Given request: Using the listing below, extract each line that has the word "name" in it.

Dataset records:
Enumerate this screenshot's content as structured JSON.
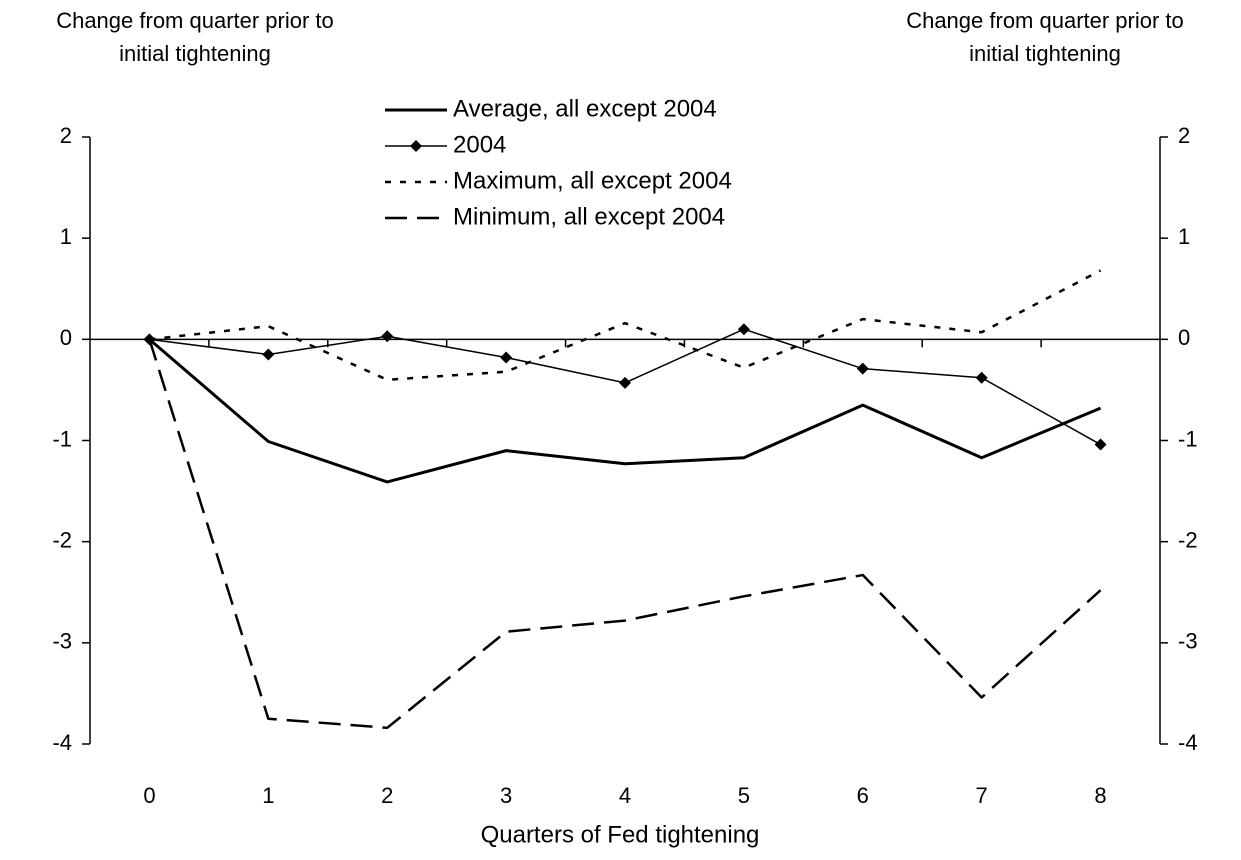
{
  "chart_data": {
    "type": "line",
    "y_label": [
      "Change from quarter prior to",
      "initial tightening"
    ],
    "y2_label": [
      "Change from quarter prior to",
      "initial tightening"
    ],
    "x_label": "Quarters of Fed tightening",
    "categories": [
      "0",
      "1",
      "2",
      "3",
      "4",
      "5",
      "6",
      "7",
      "8"
    ],
    "ylim": [
      -4,
      2
    ],
    "yticks": [
      -4,
      -3,
      -2,
      -1,
      0,
      1,
      2
    ],
    "y2lim": [
      -4,
      2
    ],
    "y2ticks": [
      -4,
      -3,
      -2,
      -1,
      0,
      1,
      2
    ],
    "legend": "top",
    "series": [
      {
        "name": "Average, all except 2004",
        "color": "#000000",
        "style": "solid",
        "width": 3,
        "values": [
          0,
          -1.01,
          -1.41,
          -1.1,
          -1.23,
          -1.17,
          -0.65,
          -1.17,
          -0.68
        ]
      },
      {
        "name": "2004",
        "color": "#000000",
        "style": "solid",
        "width": 1.5,
        "marker": "diamond",
        "values": [
          0,
          -0.15,
          0.03,
          -0.18,
          -0.43,
          0.1,
          -0.29,
          -0.38,
          -1.04
        ]
      },
      {
        "name": "Maximum, all except 2004",
        "color": "#000000",
        "style": "dotted",
        "width": 2.5,
        "values": [
          0,
          0.13,
          -0.4,
          -0.32,
          0.16,
          -0.28,
          0.2,
          0.07,
          0.68
        ]
      },
      {
        "name": "Minimum, all except 2004",
        "color": "#000000",
        "style": "dashed",
        "width": 2.5,
        "values": [
          0,
          -3.75,
          -3.84,
          -2.89,
          -2.78,
          -2.54,
          -2.33,
          -3.54,
          -2.48
        ]
      }
    ]
  }
}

Response to the exercise:
        "name": "Average, all except 2004",
        "name": "2004",
        "name": "Maximum, all except 2004",
        "name": "Minimum, all except 2004",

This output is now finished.